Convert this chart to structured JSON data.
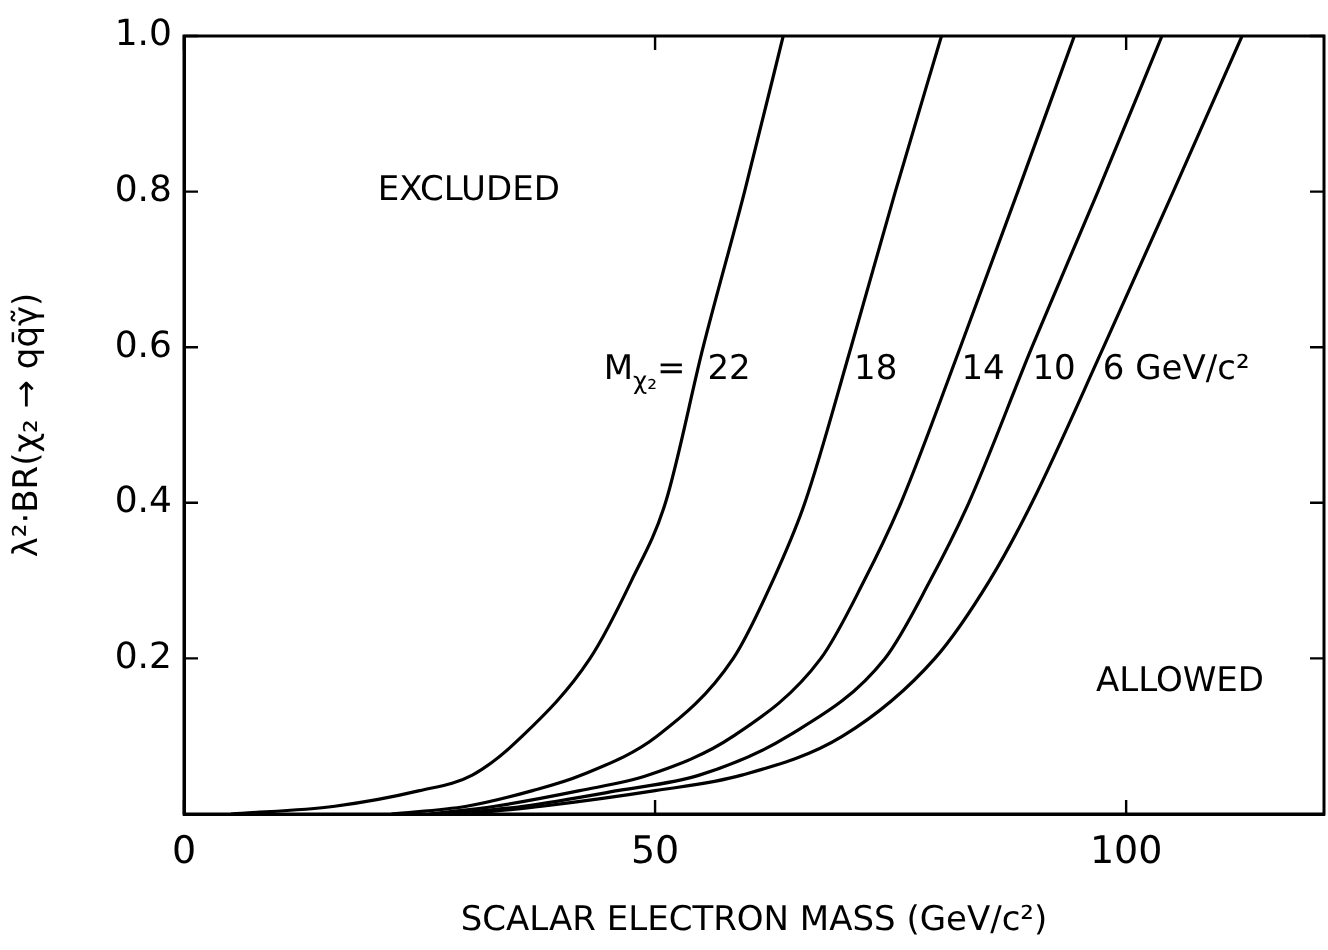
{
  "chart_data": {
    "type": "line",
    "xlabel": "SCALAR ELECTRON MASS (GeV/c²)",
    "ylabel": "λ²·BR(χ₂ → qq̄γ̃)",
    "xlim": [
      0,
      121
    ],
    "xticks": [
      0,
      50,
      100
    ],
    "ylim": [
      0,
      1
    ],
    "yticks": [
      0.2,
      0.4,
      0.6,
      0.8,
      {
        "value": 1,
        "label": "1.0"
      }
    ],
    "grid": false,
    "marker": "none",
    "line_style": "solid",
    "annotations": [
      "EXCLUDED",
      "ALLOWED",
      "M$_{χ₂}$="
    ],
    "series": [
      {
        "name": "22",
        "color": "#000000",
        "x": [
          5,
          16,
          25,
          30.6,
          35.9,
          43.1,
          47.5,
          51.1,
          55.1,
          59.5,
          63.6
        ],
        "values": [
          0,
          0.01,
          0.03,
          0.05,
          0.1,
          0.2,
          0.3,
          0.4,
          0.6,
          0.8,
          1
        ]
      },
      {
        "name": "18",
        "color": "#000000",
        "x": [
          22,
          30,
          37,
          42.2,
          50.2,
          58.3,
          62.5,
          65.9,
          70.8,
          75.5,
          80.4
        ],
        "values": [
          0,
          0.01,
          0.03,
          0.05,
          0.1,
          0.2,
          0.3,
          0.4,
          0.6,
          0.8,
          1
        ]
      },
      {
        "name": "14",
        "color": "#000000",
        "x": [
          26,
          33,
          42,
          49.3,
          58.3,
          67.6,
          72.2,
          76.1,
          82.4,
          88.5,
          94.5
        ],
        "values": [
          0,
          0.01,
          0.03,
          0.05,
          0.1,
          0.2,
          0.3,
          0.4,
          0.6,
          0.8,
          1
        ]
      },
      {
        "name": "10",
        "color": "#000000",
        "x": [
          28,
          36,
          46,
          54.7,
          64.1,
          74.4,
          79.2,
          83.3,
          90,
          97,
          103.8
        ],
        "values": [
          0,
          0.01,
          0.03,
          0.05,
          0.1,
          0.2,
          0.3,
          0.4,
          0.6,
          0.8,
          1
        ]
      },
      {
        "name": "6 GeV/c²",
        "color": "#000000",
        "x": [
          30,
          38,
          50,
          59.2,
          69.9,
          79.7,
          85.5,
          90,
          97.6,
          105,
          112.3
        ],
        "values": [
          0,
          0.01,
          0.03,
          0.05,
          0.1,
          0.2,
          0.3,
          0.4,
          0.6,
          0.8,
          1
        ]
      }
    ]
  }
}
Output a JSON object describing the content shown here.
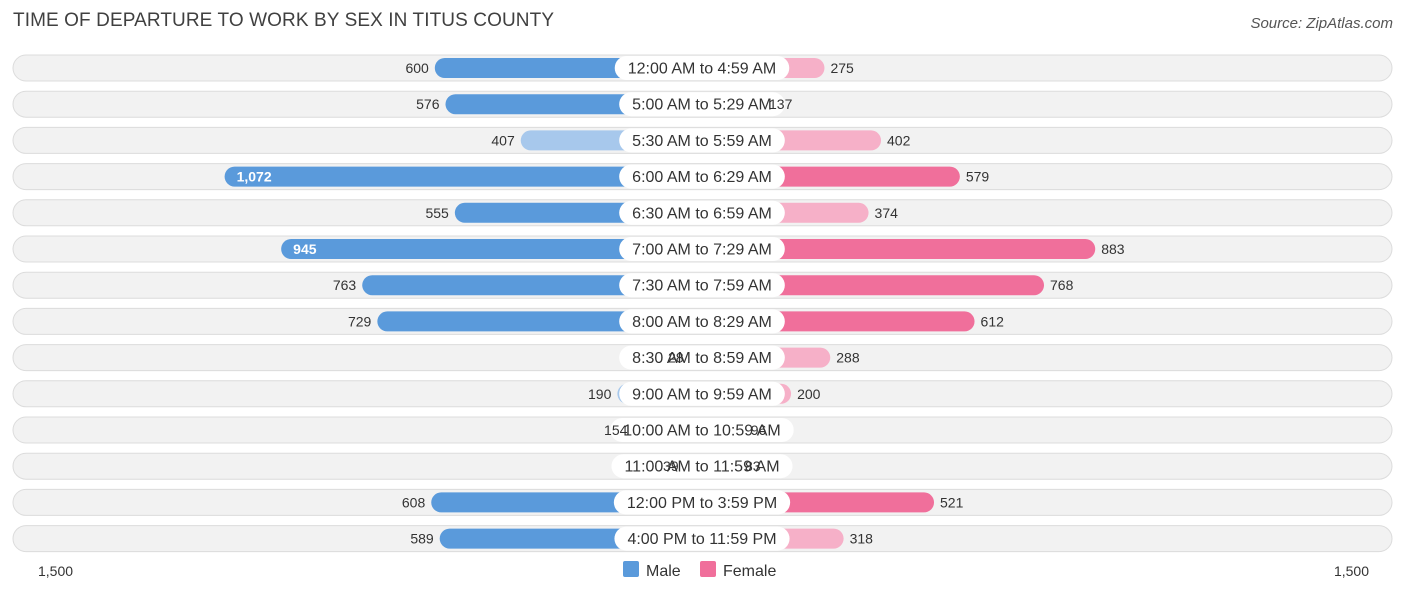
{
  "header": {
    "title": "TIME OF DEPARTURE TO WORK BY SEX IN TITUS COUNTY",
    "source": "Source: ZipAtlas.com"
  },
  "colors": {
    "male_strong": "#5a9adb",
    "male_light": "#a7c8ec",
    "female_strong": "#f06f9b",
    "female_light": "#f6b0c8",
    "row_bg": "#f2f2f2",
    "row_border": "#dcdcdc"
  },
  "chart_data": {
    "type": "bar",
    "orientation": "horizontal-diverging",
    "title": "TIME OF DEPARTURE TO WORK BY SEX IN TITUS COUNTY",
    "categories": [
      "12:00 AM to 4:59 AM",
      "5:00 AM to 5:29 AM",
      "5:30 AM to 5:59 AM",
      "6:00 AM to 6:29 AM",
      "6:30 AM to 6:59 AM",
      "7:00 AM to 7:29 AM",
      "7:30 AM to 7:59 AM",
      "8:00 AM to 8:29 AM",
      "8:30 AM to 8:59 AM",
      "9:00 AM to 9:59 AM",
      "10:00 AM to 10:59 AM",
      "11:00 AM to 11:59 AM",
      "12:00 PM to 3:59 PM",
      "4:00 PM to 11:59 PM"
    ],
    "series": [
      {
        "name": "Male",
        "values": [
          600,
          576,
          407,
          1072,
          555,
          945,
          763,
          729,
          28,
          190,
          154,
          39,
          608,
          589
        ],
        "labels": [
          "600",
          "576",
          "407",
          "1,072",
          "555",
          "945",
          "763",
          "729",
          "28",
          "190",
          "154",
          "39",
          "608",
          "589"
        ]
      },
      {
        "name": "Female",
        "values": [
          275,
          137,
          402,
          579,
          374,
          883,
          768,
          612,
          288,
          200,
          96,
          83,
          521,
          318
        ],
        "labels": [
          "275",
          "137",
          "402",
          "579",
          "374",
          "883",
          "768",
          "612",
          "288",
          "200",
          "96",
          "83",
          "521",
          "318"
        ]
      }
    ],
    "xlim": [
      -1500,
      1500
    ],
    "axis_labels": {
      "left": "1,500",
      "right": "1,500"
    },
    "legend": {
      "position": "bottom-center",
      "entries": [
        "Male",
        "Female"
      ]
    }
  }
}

┄┄┄┄┄┄┄┄┄┄┄┄┄┄┄┄┄┄┄┄

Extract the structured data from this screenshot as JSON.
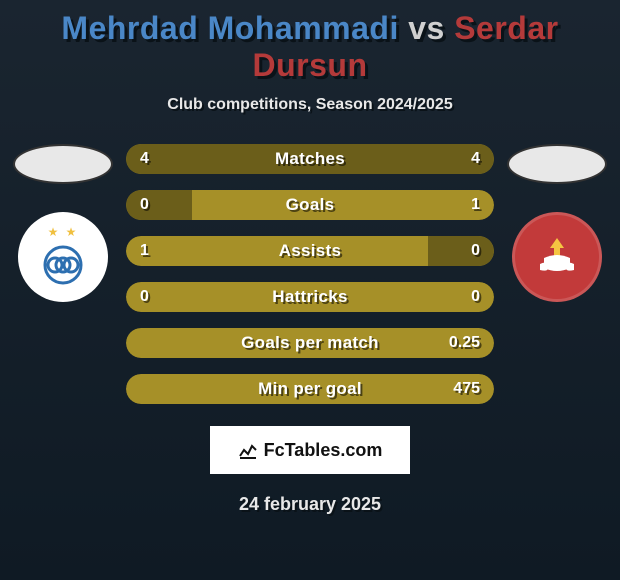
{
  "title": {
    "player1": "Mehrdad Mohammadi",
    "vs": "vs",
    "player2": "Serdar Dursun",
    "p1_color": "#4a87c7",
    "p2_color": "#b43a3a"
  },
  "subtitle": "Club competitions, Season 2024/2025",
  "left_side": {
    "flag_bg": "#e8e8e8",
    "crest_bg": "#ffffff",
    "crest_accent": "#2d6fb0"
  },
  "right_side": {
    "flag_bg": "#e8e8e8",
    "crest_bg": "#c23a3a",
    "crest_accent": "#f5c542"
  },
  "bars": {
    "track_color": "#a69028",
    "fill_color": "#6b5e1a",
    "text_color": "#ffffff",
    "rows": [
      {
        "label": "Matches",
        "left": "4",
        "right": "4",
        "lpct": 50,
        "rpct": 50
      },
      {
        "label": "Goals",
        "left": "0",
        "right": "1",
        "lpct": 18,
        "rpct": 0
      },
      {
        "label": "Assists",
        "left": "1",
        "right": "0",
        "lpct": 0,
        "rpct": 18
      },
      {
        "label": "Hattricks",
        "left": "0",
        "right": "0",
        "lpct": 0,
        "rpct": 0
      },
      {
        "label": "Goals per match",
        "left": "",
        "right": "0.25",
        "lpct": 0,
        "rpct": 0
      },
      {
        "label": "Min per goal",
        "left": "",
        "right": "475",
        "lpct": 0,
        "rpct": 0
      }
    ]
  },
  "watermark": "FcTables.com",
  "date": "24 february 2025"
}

┄┄┄┄┄┄┄┄┄┄┄┄┄┄┄┄┄┄┄┄

* [Goal]
Report how many lines contain "JSON". Give nothing but the number.

* [Result for this exercise]
3